**GIVEN RECORDS:**
▼▼▼

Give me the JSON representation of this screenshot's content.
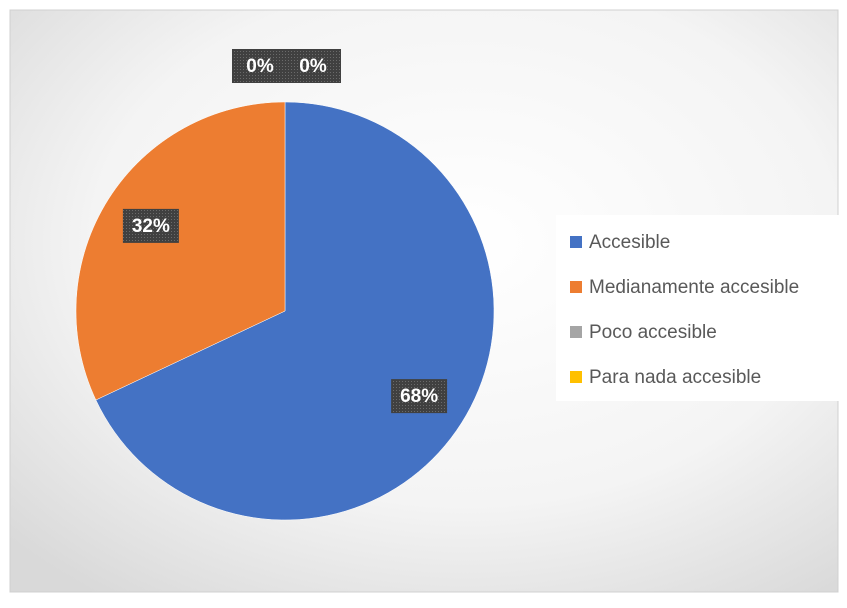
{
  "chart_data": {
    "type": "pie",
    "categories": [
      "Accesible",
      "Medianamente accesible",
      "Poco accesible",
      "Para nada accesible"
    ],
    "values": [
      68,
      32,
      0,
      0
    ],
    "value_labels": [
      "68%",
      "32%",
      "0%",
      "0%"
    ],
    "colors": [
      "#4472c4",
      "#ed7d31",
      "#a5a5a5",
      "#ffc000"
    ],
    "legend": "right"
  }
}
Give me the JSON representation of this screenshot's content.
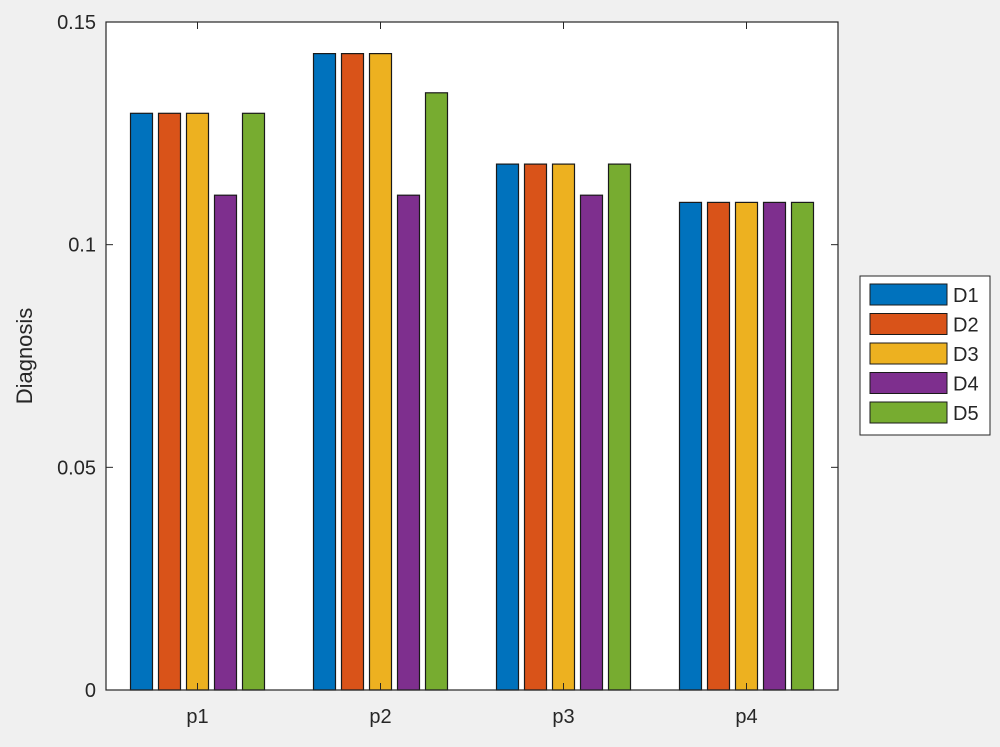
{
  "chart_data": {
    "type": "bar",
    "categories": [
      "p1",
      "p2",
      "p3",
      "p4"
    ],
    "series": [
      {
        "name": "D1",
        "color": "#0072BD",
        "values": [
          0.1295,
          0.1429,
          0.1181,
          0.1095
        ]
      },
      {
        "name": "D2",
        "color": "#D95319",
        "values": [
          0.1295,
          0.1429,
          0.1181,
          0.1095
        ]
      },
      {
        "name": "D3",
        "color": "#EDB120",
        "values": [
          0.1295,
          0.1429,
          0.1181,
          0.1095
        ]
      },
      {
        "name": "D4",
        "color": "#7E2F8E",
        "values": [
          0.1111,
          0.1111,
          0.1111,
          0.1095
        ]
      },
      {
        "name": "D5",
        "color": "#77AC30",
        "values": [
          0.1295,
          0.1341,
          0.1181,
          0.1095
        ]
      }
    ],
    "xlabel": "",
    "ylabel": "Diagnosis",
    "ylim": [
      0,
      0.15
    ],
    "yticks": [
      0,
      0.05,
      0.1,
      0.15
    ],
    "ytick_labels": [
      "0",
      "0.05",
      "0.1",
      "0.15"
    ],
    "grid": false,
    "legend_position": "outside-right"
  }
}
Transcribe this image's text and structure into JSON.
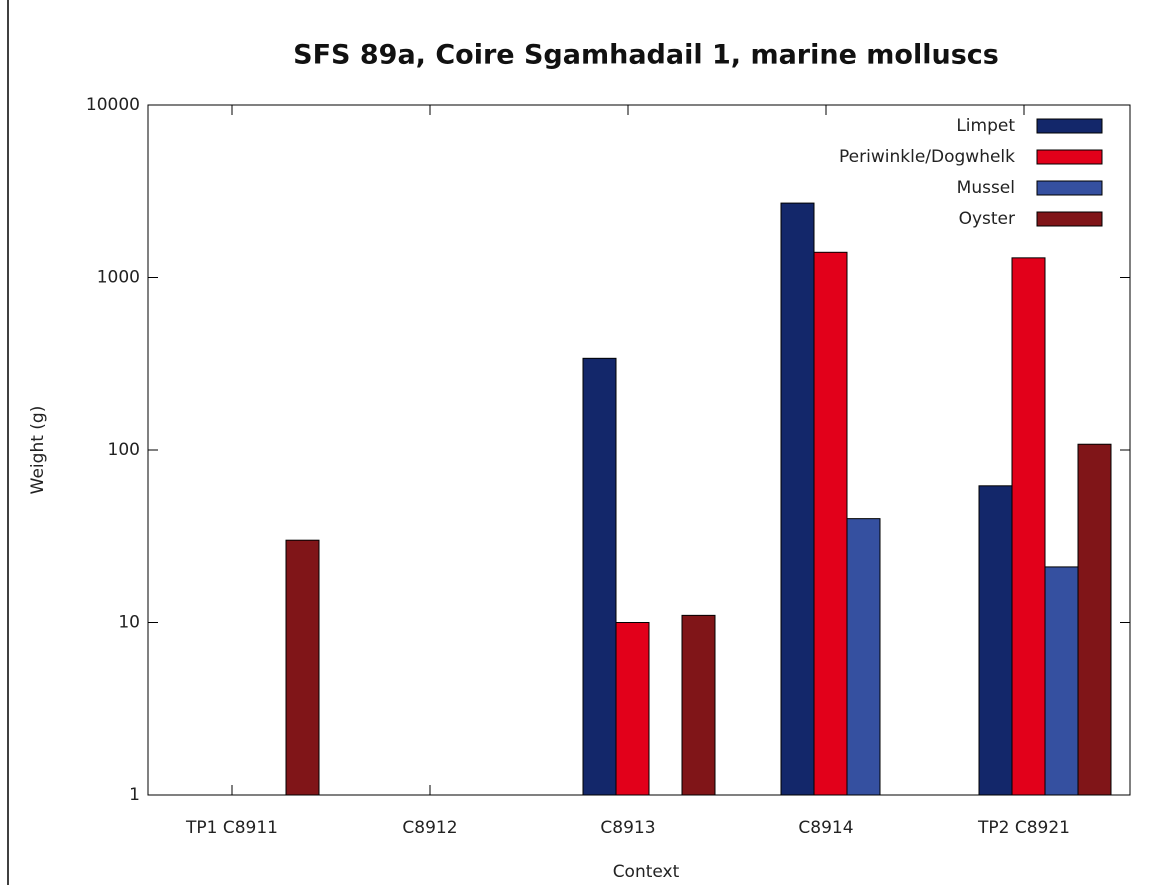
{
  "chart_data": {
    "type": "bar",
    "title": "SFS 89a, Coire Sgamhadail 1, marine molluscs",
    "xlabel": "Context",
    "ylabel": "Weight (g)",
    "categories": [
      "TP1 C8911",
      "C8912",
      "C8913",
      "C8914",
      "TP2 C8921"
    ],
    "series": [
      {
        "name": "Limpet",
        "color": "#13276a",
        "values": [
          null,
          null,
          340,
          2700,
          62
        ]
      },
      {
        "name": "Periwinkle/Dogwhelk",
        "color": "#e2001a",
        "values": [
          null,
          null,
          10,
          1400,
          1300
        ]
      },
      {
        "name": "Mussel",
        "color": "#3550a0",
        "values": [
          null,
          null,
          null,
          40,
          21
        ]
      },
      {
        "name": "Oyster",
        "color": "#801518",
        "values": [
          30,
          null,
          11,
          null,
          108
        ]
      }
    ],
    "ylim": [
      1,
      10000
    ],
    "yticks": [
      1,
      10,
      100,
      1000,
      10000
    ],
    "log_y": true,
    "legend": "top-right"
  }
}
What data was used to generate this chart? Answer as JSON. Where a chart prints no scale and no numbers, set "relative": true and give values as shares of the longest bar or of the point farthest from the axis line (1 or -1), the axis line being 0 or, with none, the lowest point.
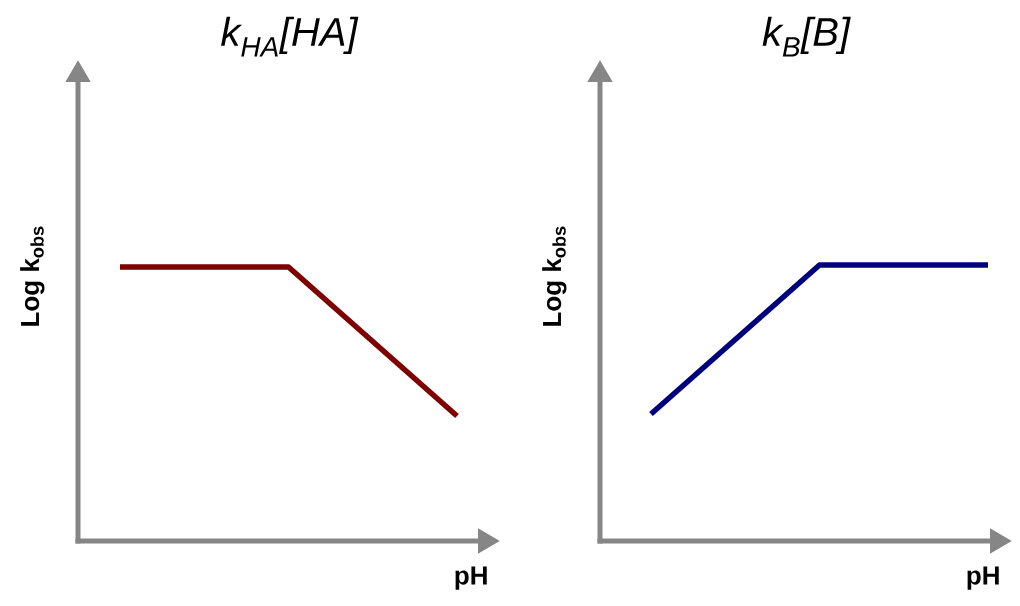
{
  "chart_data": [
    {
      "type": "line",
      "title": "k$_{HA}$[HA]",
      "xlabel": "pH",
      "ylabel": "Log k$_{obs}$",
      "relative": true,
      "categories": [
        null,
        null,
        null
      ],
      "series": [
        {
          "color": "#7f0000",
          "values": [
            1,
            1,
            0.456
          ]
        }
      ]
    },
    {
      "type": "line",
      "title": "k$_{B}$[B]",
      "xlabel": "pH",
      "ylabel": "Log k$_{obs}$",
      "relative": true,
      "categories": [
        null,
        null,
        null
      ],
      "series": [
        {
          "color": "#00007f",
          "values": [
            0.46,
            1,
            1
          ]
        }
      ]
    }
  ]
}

▲▲▲

**AIM OF THE EXERCISE:** Return every line above that contains the word "ylabel".

**FINAL RESULT:**
    "ylabel": "Diagnosis",
    "ylabel": "Weight (g)",
      "ylabel": "Log k$_{obs}$",
      "ylabel": "Log k$_{obs}$",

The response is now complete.